**DATA ROWS**
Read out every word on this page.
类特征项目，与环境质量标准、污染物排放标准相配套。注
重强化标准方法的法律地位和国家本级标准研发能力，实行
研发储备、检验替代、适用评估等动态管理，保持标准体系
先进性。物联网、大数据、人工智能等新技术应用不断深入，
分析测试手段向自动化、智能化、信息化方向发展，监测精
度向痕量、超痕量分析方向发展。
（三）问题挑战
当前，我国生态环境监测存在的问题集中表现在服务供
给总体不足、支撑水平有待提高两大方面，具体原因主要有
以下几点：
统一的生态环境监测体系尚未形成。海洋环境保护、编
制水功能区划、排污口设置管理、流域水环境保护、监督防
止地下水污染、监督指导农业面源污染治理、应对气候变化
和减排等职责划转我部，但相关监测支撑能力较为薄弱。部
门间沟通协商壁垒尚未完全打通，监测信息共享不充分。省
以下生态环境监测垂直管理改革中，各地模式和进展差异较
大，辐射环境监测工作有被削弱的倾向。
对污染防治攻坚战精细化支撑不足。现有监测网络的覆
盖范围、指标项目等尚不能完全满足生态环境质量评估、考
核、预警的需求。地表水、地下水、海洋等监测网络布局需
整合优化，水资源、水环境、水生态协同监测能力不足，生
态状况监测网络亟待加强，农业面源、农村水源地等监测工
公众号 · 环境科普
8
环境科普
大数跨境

**EXERCISE**
Reproduce all of the material above word for word.

**ANSWER BELOW**
Read out every word on this page.
类特征项目，与环境质量标准、污染物排放标准相配套。注
重强化标准方法的法律地位和国家本级标准研发能力，实行
研发储备、检验替代、适用评估等动态管理，保持标准体系
先进性。物联网、大数据、人工智能等新技术应用不断深入，
分析测试手段向自动化、智能化、信息化方向发展，监测精
度向痕量、超痕量分析方向发展。
（三）问题挑战
当前，我国生态环境监测存在的问题集中表现在服务供
给总体不足、支撑水平有待提高两大方面，具体原因主要有
以下几点：
统一的生态环境监测体系尚未形成。海洋环境保护、编
制水功能区划、排污口设置管理、流域水环境保护、监督防
止地下水污染、监督指导农业面源污染治理、应对气候变化
和减排等职责划转我部，但相关监测支撑能力较为薄弱。部
门间沟通协商壁垒尚未完全打通，监测信息共享不充分。省
以下生态环境监测垂直管理改革中，各地模式和进展差异较
大，辐射环境监测工作有被削弱的倾向。
对污染防治攻坚战精细化支撑不足。现有监测网络的覆
盖范围、指标项目等尚不能完全满足生态环境质量评估、考
核、预警的需求。地表水、地下水、海洋等监测网络布局需
整合优化，水资源、水环境、水生态协同监测能力不足，生
态状况监测网络亟待加强，农业面源、农村水源地等监测工
公众号 · 环境科普
8
环境科普
大数跨境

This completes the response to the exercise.